WORK INSTRUCTIONS >>
Repeat every entry in full. Match each line exactly.

Items from a data source
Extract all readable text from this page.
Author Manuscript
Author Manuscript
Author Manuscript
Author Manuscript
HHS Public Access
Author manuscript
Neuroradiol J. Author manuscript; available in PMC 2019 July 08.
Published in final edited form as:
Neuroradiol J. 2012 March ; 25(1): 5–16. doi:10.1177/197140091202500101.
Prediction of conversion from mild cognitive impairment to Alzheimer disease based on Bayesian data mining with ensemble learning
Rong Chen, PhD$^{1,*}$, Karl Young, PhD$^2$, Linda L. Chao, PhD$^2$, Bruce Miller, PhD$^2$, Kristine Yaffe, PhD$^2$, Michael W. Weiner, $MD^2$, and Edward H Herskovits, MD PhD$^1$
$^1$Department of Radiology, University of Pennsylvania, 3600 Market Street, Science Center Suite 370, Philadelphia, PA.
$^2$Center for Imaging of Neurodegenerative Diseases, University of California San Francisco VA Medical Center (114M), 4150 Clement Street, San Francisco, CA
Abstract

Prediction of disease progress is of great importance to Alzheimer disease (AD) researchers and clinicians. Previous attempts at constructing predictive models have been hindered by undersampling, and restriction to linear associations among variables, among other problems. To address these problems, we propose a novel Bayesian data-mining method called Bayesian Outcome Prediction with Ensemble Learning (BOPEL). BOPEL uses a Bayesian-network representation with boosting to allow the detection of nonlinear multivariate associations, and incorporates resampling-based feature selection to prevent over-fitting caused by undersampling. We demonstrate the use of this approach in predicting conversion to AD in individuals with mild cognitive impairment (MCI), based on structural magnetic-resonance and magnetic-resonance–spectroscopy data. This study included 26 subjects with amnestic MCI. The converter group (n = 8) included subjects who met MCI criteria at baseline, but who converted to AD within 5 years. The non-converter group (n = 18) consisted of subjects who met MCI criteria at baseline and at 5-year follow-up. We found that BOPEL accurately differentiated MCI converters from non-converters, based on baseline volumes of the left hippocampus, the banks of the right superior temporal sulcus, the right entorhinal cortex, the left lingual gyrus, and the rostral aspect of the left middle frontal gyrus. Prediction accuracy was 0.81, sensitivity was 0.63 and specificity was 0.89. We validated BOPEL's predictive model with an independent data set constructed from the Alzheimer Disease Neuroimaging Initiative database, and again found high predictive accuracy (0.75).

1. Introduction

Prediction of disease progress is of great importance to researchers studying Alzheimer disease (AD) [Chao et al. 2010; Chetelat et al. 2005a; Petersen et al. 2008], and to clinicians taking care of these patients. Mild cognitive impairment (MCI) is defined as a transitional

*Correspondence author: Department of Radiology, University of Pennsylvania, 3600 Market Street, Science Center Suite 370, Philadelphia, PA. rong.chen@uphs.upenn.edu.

ANSWER BOX >>
Extract all readable text from this page.
Author Manuscript
Author Manuscript
Author Manuscript
Author Manuscript
HHS Public Access
Author manuscript
Neuroradiol J. Author manuscript; available in PMC 2019 July 08.
Published in final edited form as:
Neuroradiol J. 2012 March ; 25(1): 5–16. doi:10.1177/197140091202500101.
Prediction of conversion from mild cognitive impairment to Alzheimer disease based on Bayesian data mining with ensemble learning
Rong Chen, PhD$^{1,*}$, Karl Young, PhD$^2$, Linda L. Chao, PhD$^2$, Bruce Miller, PhD$^2$, Kristine Yaffe, PhD$^2$, Michael W. Weiner, $MD^2$, and Edward H Herskovits, MD PhD$^1$
$^1$Department of Radiology, University of Pennsylvania, 3600 Market Street, Science Center Suite 370, Philadelphia, PA.
$^2$Center for Imaging of Neurodegenerative Diseases, University of California San Francisco VA Medical Center (114M), 4150 Clement Street, San Francisco, CA
Abstract

Prediction of disease progress is of great importance to Alzheimer disease (AD) researchers and clinicians. Previous attempts at constructing predictive models have been hindered by undersampling, and restriction to linear associations among variables, among other problems. To address these problems, we propose a novel Bayesian data-mining method called Bayesian Outcome Prediction with Ensemble Learning (BOPEL). BOPEL uses a Bayesian-network representation with boosting to allow the detection of nonlinear multivariate associations, and incorporates resampling-based feature selection to prevent over-fitting caused by undersampling. We demonstrate the use of this approach in predicting conversion to AD in individuals with mild cognitive impairment (MCI), based on structural magnetic-resonance and magnetic-resonance–spectroscopy data. This study included 26 subjects with amnestic MCI. The converter group (n = 8) included subjects who met MCI criteria at baseline, but who converted to AD within 5 years. The non-converter group (n = 18) consisted of subjects who met MCI criteria at baseline and at 5-year follow-up. We found that BOPEL accurately differentiated MCI converters from non-converters, based on baseline volumes of the left hippocampus, the banks of the right superior temporal sulcus, the right entorhinal cortex, the left lingual gyrus, and the rostral aspect of the left middle frontal gyrus. Prediction accuracy was 0.81, sensitivity was 0.63 and specificity was 0.89. We validated BOPEL's predictive model with an independent data set constructed from the Alzheimer Disease Neuroimaging Initiative database, and again found high predictive accuracy (0.75).

1. Introduction

Prediction of disease progress is of great importance to researchers studying Alzheimer disease (AD) [Chao et al. 2010; Chetelat et al. 2005a; Petersen et al. 2008], and to clinicians taking care of these patients. Mild cognitive impairment (MCI) is defined as a transitional

*Correspondence author: Department of Radiology, University of Pennsylvania, 3600 Market Street, Science Center Suite 370, Philadelphia, PA. rong.chen@uphs.upenn.edu.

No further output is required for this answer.